== Material for this exercise ==

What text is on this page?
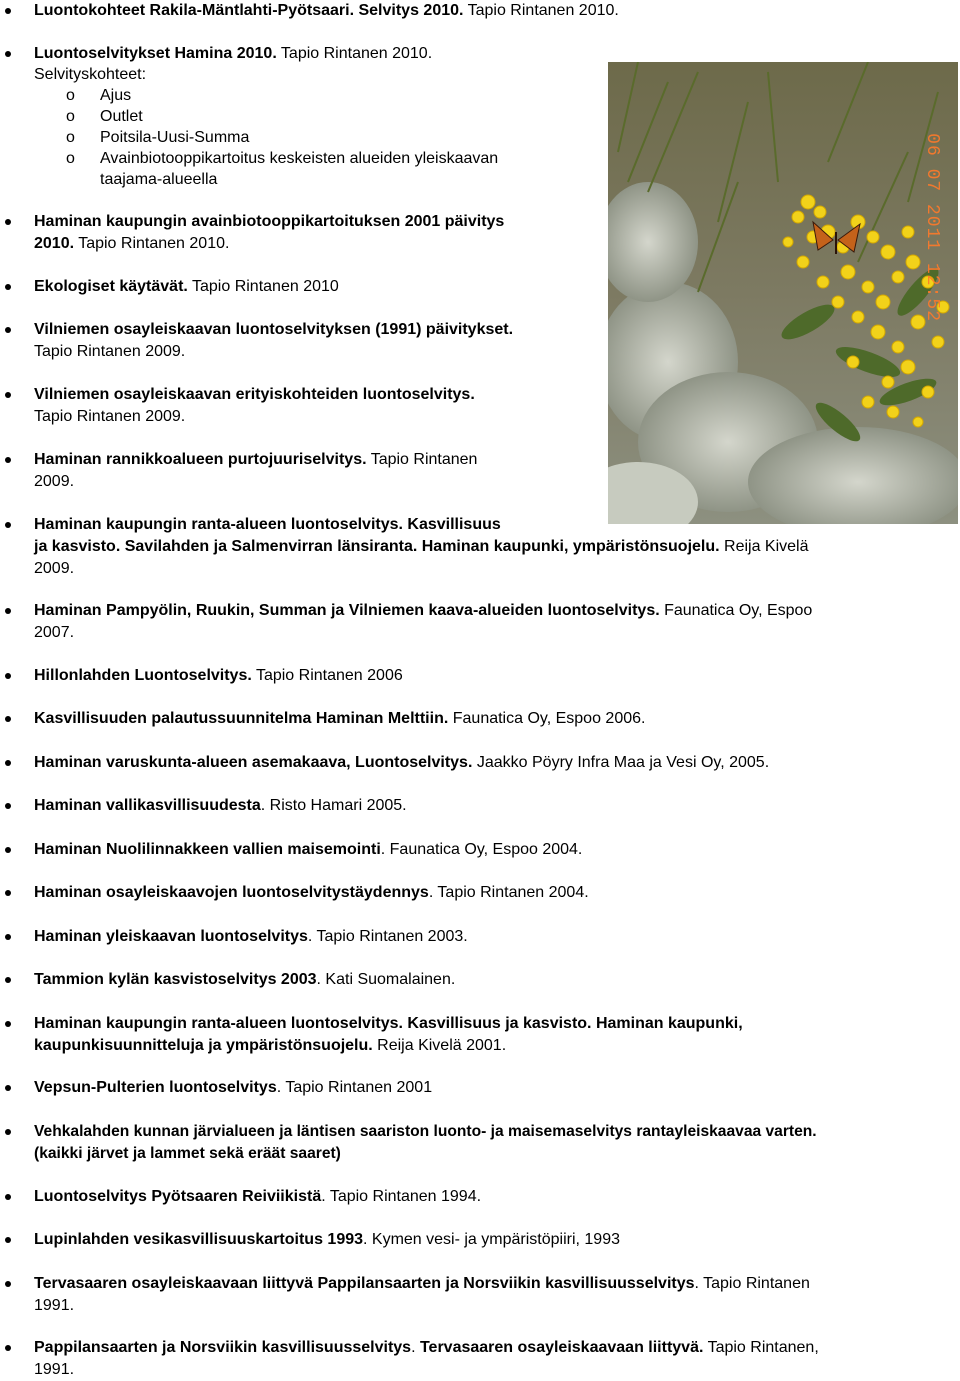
Luontokohteet Rakila-Mäntlahti-Pyötsaari. Selvitys 2010. Tapio Rintanen 2010.
Luontoselvitykset Hamina 2010. Tapio Rintanen 2010.
Selvityskohteet:
o Ajus
o Outlet
o Poitsila-Uusi-Summa
o Avainbiotooppikartoitus keskeisten alueiden yleiskaavan
taajama-alueella
Haminan kaupungin avainbiotooppikartoituksen 2001 päivitys
2010. Tapio Rintanen 2010.
Ekologiset käytävät. Tapio Rintanen 2010
Vilniemen osayleiskaavan luontoselvityksen (1991) päivitykset.
Tapio Rintanen 2009.
Vilniemen osayleiskaavan erityiskohteiden luontoselvitys.
Tapio Rintanen 2009.
Haminan rannikkoalueen purtojuuriselvitys. Tapio Rintanen
2009.
Haminan kaupungin ranta-alueen luontoselvitys. Kasvillisuus
ja kasvisto. Savilahden ja Salmenvirran länsiranta. Haminan kaupunki, ympäristönsuojelu. Reija Kivelä
2009.
Haminan Pampyölin, Ruukin, Summan ja Vilniemen kaava-alueiden luontoselvitys. Faunatica Oy, Espoo
2007.
Hillonlahden Luontoselvitys. Tapio Rintanen 2006
Kasvillisuuden palautussuunnitelma Haminan Melttiin. Faunatica Oy, Espoo 2006.
Haminan varuskunta-alueen asemakaava, Luontoselvitys. Jaakko Pöyry Infra Maa ja Vesi Oy, 2005.
Haminan vallikasvillisuudesta. Risto Hamari 2005.
Haminan Nuolilinnakkeen vallien maisemointi. Faunatica Oy, Espoo 2004.
Haminan osayleiskaavojen luontoselvitystäydennys. Tapio Rintanen 2004.
Haminan yleiskaavan luontoselvitys. Tapio Rintanen 2003.
Tammion kylän kasvistoselvitys 2003. Kati Suomalainen.
Haminan kaupungin ranta-alueen luontoselvitys. Kasvillisuus ja kasvisto. Haminan kaupunki,
kaupunkisuunnitteluja ja ympäristönsuojelu. Reija Kivelä 2001.
Vepsun-Pulterien luontoselvitys. Tapio Rintanen 2001
Vehkalahden kunnan järvialueen ja läntisen saariston luonto- ja maisemaselvitys rantayleiskaavaa varten.
(kaikki järvet ja lammet sekä eräät saaret)
Luontoselvitys Pyötsaaren Reiviikistä. Tapio Rintanen 1994.
Lupinlahden vesikasvillisuuskartoitus 1993. Kymen vesi- ja ympäristöpiiri, 1993
Tervasaaren osayleiskaavaan liittyvä Pappilansaarten ja Norsviikin kasvillisuusselvitys. Tapio Rintanen
1991.
Pappilansaarten ja Norsviikin kasvillisuusselvitys. Tervasaaren osayleiskaavaan liittyvä. Tapio Rintanen,
1991.
06 07 2011 12:52
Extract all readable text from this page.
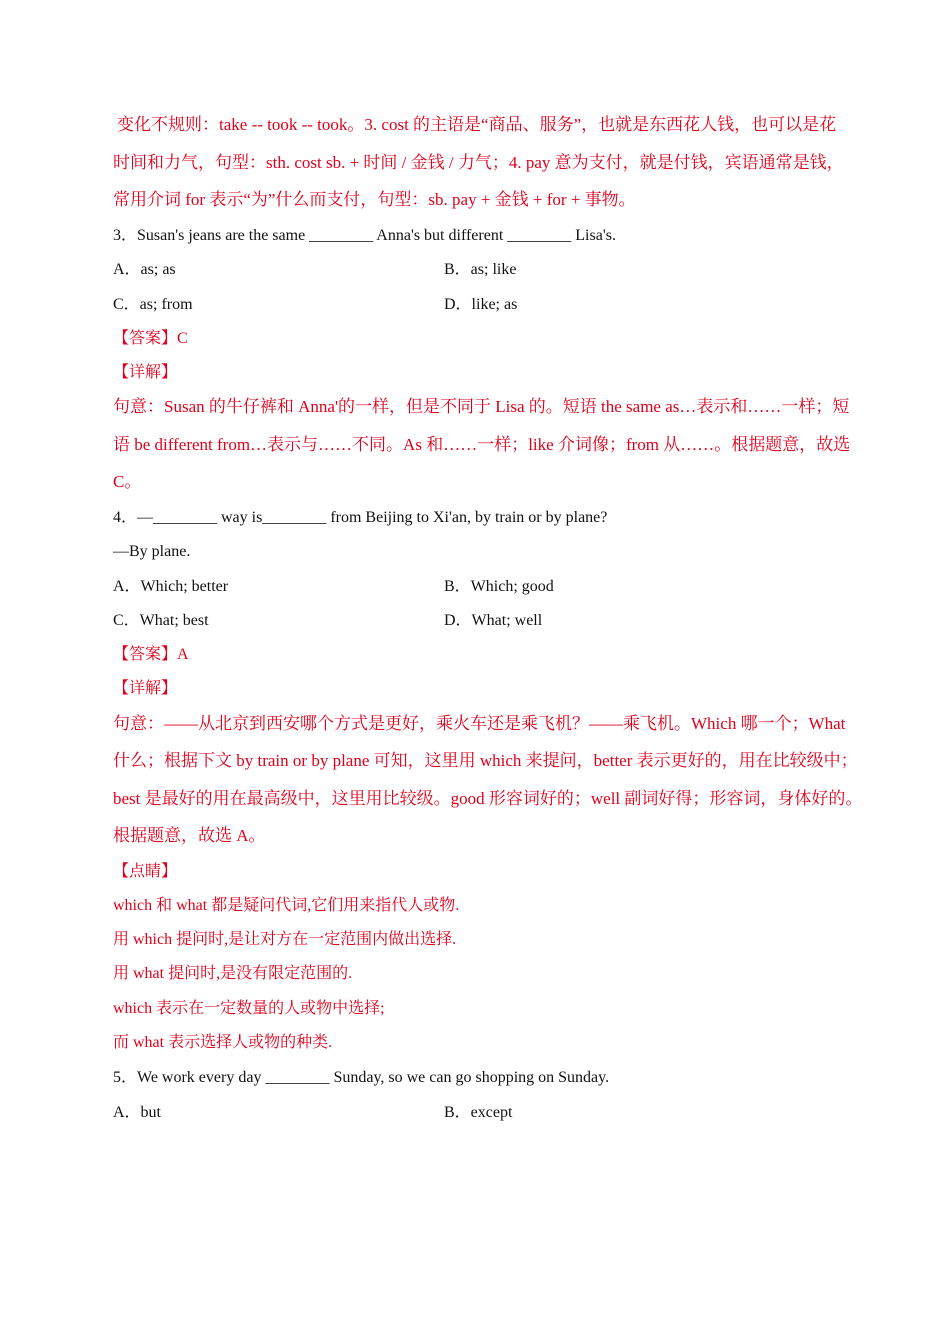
变化不规则：take -- took -- took。3. cost 的主语是“商品、服务”，也就是东西花人钱，也可以是花
时间和力气，句型：sth. cost sb. + 时间 / 金钱 / 力气；4. pay 意为支付，就是付钱，宾语通常是钱，
常用介词 for 表示“为”什么而支付，句型：sb. pay + 金钱 + for + 事物。
3．Susan's jeans are the same ________ Anna's but different ________ Lisa's.
A．as; as	B．as; like
C．as; from	D．like; as
【答案】C
【详解】
句意：Susan 的牛仔裤和 Anna'的一样，但是不同于 Lisa 的。短语 the same as…表示和……一样；短
语 be different from…表示与……不同。As 和……一样；like 介词像；from 从……。根据题意，故选
C。
4．—________ way is________ from Beijing to Xi'an, by train or by plane?
—By plane.
A．Which; better	B．Which; good
C．What; best	D．What; well
【答案】A
【详解】
句意：——从北京到西安哪个方式是更好，乘火车还是乘飞机？——乘飞机。Which 哪一个；What
什么；根据下文 by train or by plane 可知，这里用 which 来提问，better 表示更好的，用在比较级中；
best 是最好的用在最高级中，这里用比较级。good 形容词好的；well 副词好得；形容词，身体好的。
根据题意，故选 A。
【点睛】
which 和 what 都是疑问代词,它们用来指代人或物.
用 which 提问时,是让对方在一定范围内做出选择.
用 what 提问时,是没有限定范围的.
which 表示在一定数量的人或物中选择;
而 what 表示选择人或物的种类.
5．We work every day ________ Sunday, so we can go shopping on Sunday.
A．but	B．except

===

* [Problem to solve]
In the records above, locate every line with the string "from" and copy it.

* [Answer to this problem]
Extract all readable text from this page.
C．as; from	D．like; as
语 be different from…表示与……不同。As 和……一样；like 介词像；from 从……。根据题意，故选
4．—________ way is________ from Beijing to Xi'an, by train or by plane?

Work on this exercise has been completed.